» **Description of the task**
Gather from the material every line that contains the string "image".
▼
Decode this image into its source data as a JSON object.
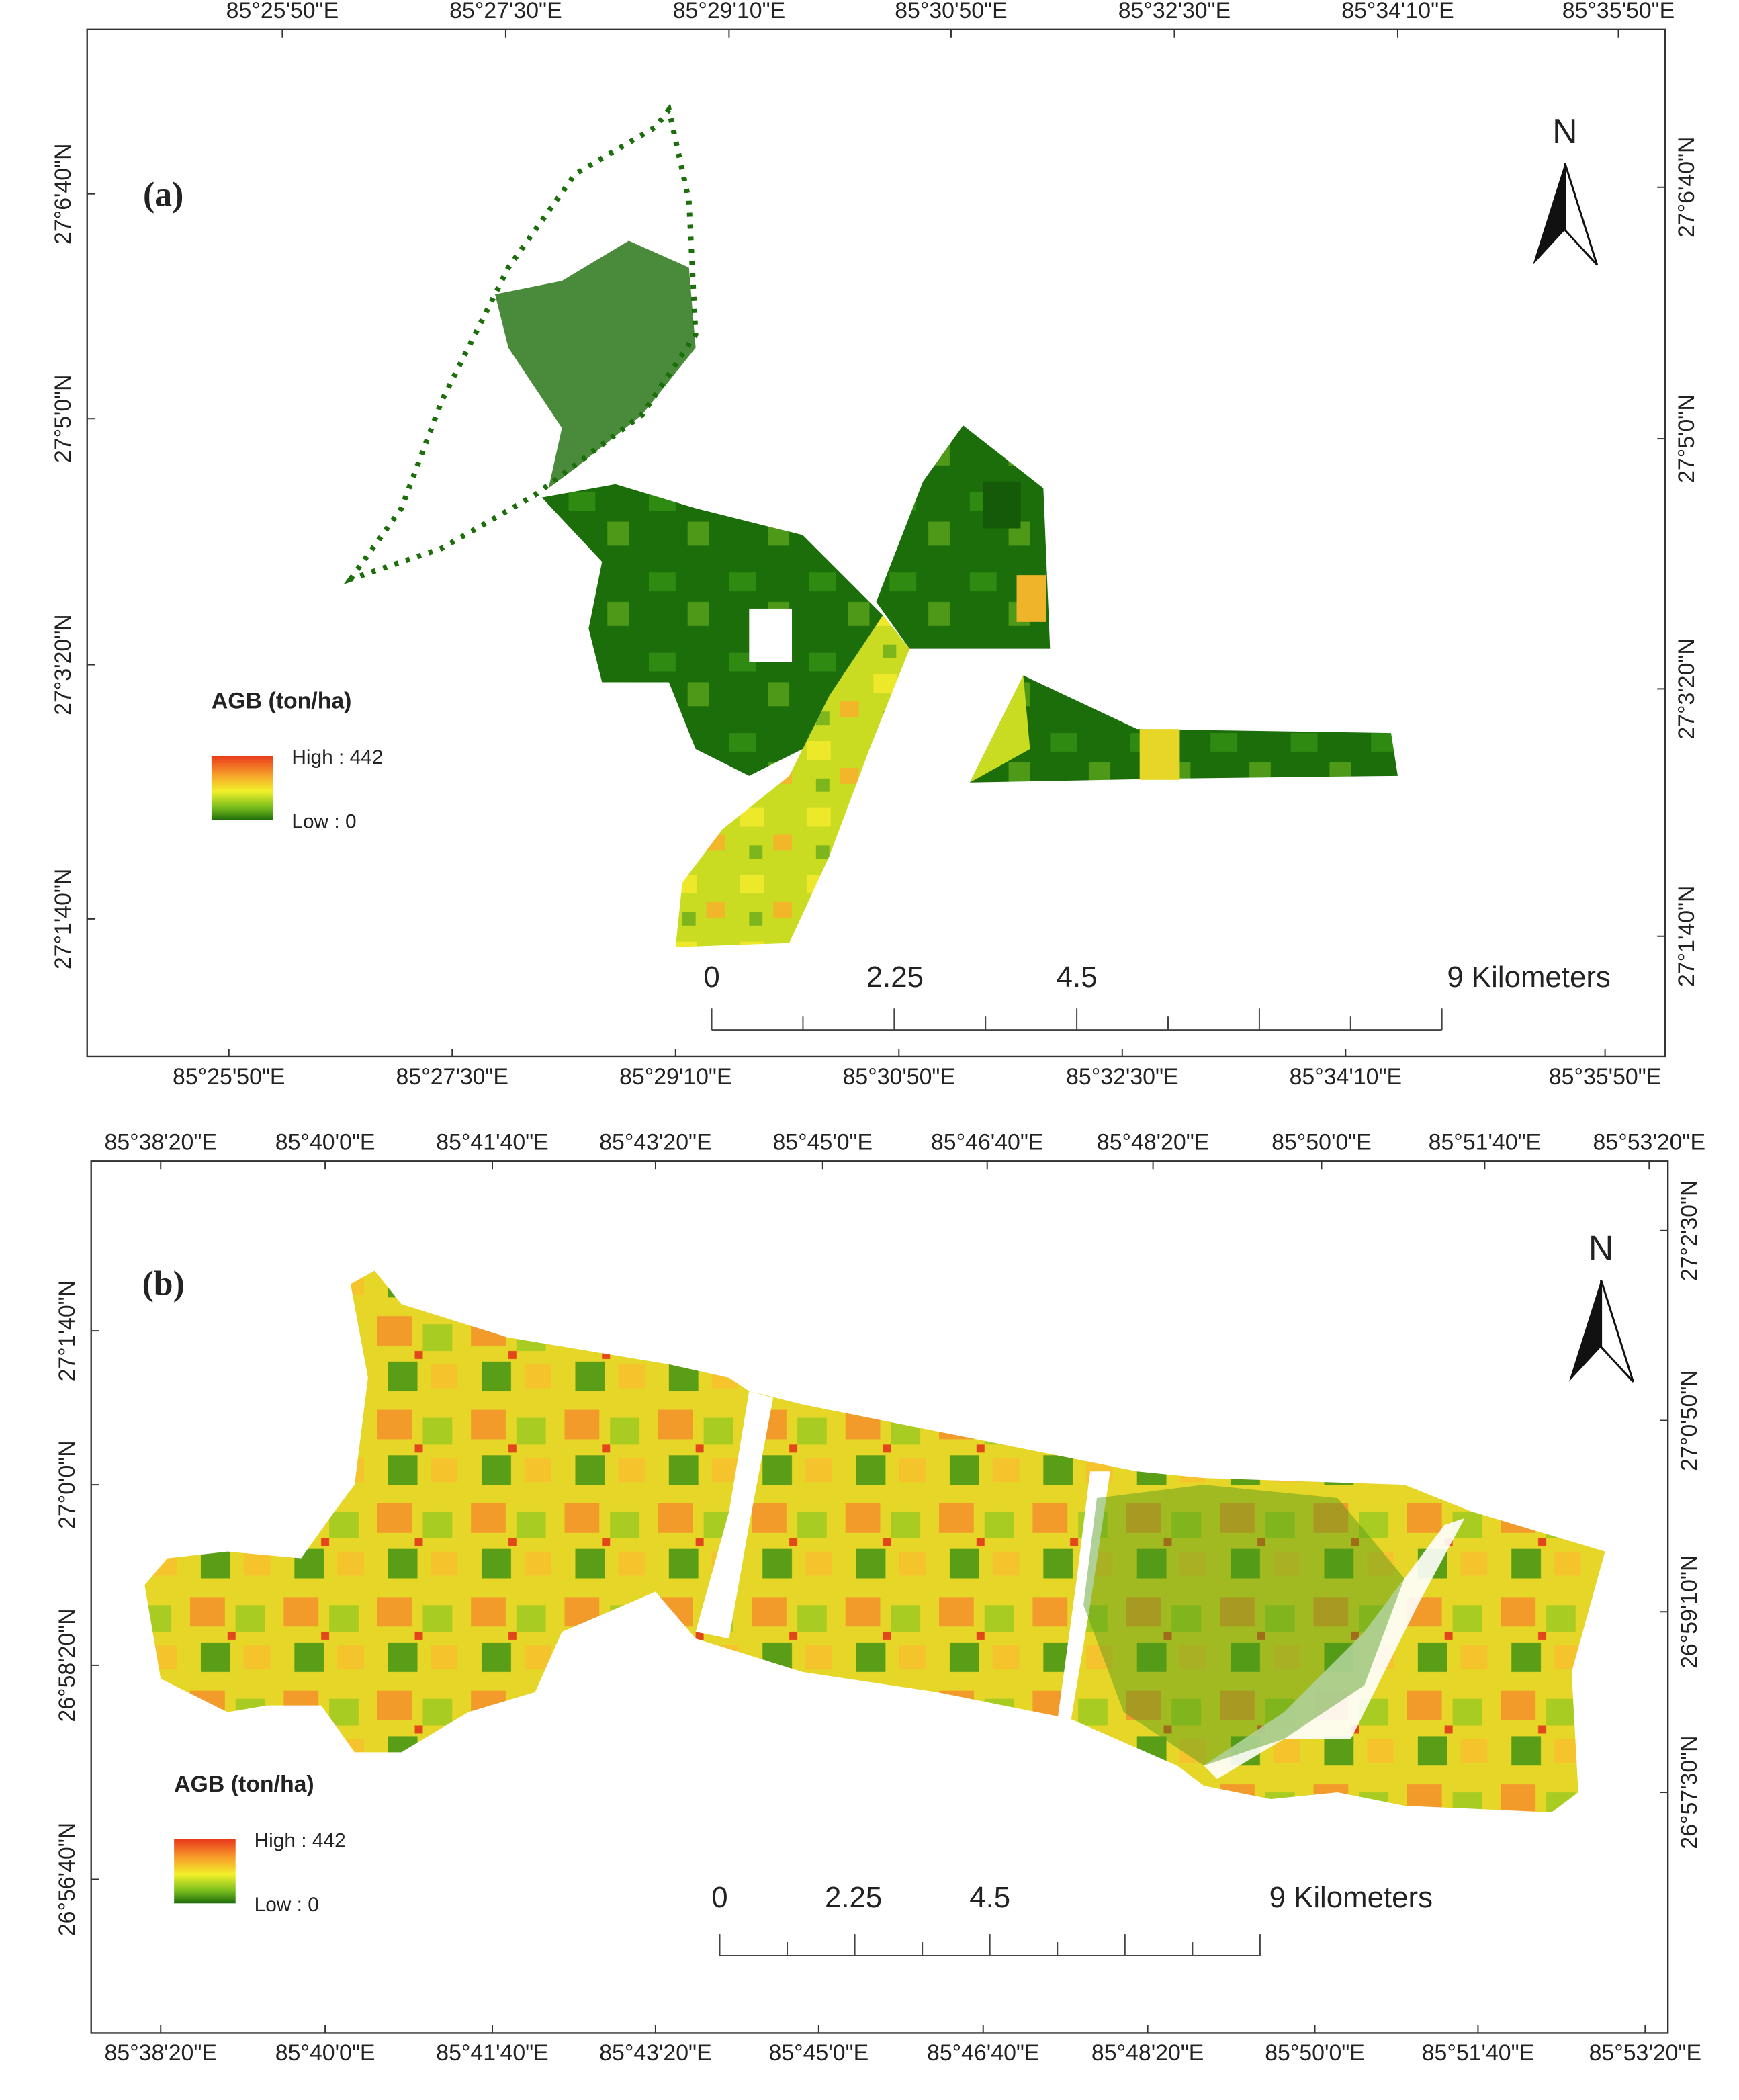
{
  "panels": [
    {
      "label": "(a)",
      "x_labels_top": [
        "85°25'50\"E",
        "85°27'30\"E",
        "85°29'10\"E",
        "85°30'50\"E",
        "85°32'30\"E",
        "85°34'10\"E",
        "85°35'50\"E"
      ],
      "x_labels_bottom": [
        "85°25'50\"E",
        "85°27'30\"E",
        "85°29'10\"E",
        "85°30'50\"E",
        "85°32'30\"E",
        "85°34'10\"E",
        "85°35'50\"E"
      ],
      "y_labels_left": [
        "27°6'40\"N",
        "27°5'0\"N",
        "27°3'20\"N",
        "27°1'40\"N"
      ],
      "y_labels_right": [
        "27°6'40\"N",
        "27°5'0\"N",
        "27°3'20\"N",
        "27°1'40\"N"
      ],
      "legend": {
        "title": "AGB (ton/ha)",
        "high": "High : 442",
        "low": "Low : 0"
      },
      "scale_bar": [
        "0",
        "2.25",
        "4.5",
        "9 Kilometers"
      ],
      "north": "N"
    },
    {
      "label": "(b)",
      "x_labels_top": [
        "85°38'20\"E",
        "85°40'0\"E",
        "85°41'40\"E",
        "85°43'20\"E",
        "85°45'0\"E",
        "85°46'40\"E",
        "85°48'20\"E",
        "85°50'0\"E",
        "85°51'40\"E",
        "85°53'20\"E"
      ],
      "x_labels_bottom": [
        "85°38'20\"E",
        "85°40'0\"E",
        "85°41'40\"E",
        "85°43'20\"E",
        "85°45'0\"E",
        "85°46'40\"E",
        "85°48'20\"E",
        "85°50'0\"E",
        "85°51'40\"E",
        "85°53'20\"E"
      ],
      "y_labels_left": [
        "27°1'40\"N",
        "27°0'0\"N",
        "26°58'20\"N",
        "26°56'40\"N"
      ],
      "y_labels_right": [
        "27°2'30\"N",
        "27°0'50\"N",
        "26°59'10\"N",
        "26°57'30\"N"
      ],
      "legend": {
        "title": "AGB (ton/ha)",
        "high": "High : 442",
        "low": "Low : 0"
      },
      "scale_bar": [
        "0",
        "2.25",
        "4.5",
        "9 Kilometers"
      ],
      "north": "N"
    }
  ]
}
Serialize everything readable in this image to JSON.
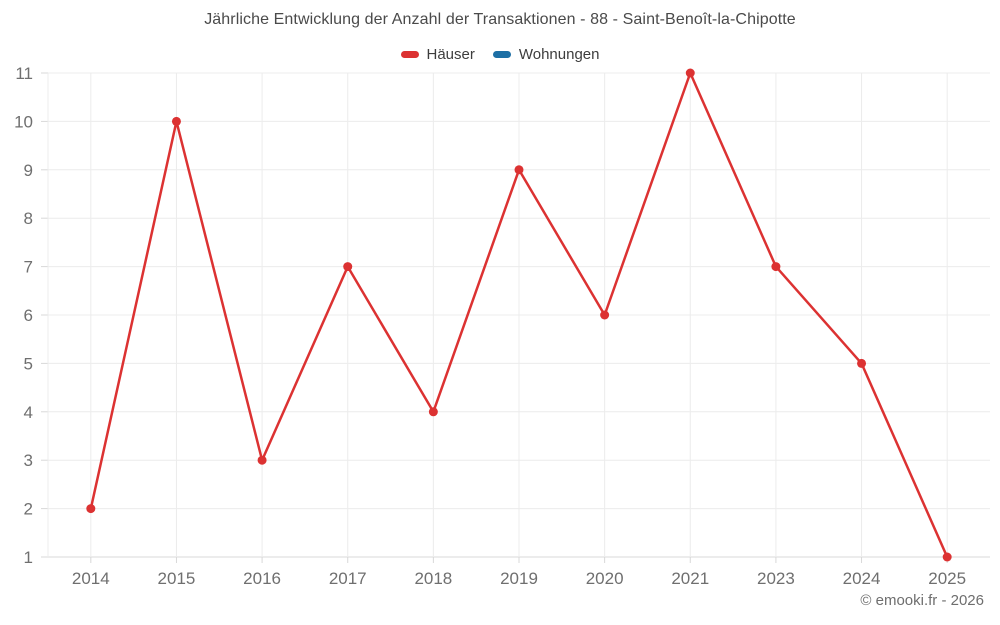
{
  "page": {
    "copyright": "© emooki.fr - 2026"
  },
  "chart_data": {
    "type": "line",
    "title": "Jährliche Entwicklung der Anzahl der Transaktionen - 88 - Saint-Benoît-la-Chipotte",
    "categories": [
      "2014",
      "2015",
      "2016",
      "2017",
      "2018",
      "2019",
      "2020",
      "2021",
      "2023",
      "2024",
      "2025"
    ],
    "series": [
      {
        "name": "Häuser",
        "color": "#dc3232",
        "values": [
          2,
          10,
          3,
          7,
          4,
          9,
          6,
          11,
          7,
          5,
          1
        ]
      },
      {
        "name": "Wohnungen",
        "color": "#1d6fa5",
        "values": []
      }
    ],
    "ylim": [
      1,
      11
    ],
    "yticks": [
      1,
      2,
      3,
      4,
      5,
      6,
      7,
      8,
      9,
      10,
      11
    ],
    "grid": true,
    "legend_position": "top",
    "marker": "circle",
    "styles": {
      "grid_color": "#ececec",
      "axis_color": "#d8d8d8",
      "tick_label_color": "#6f6f6f"
    }
  }
}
▲
» **Reply to the task**
Decode this image into its source data as a JSON object.
Serialize everything readable in this image to JSON.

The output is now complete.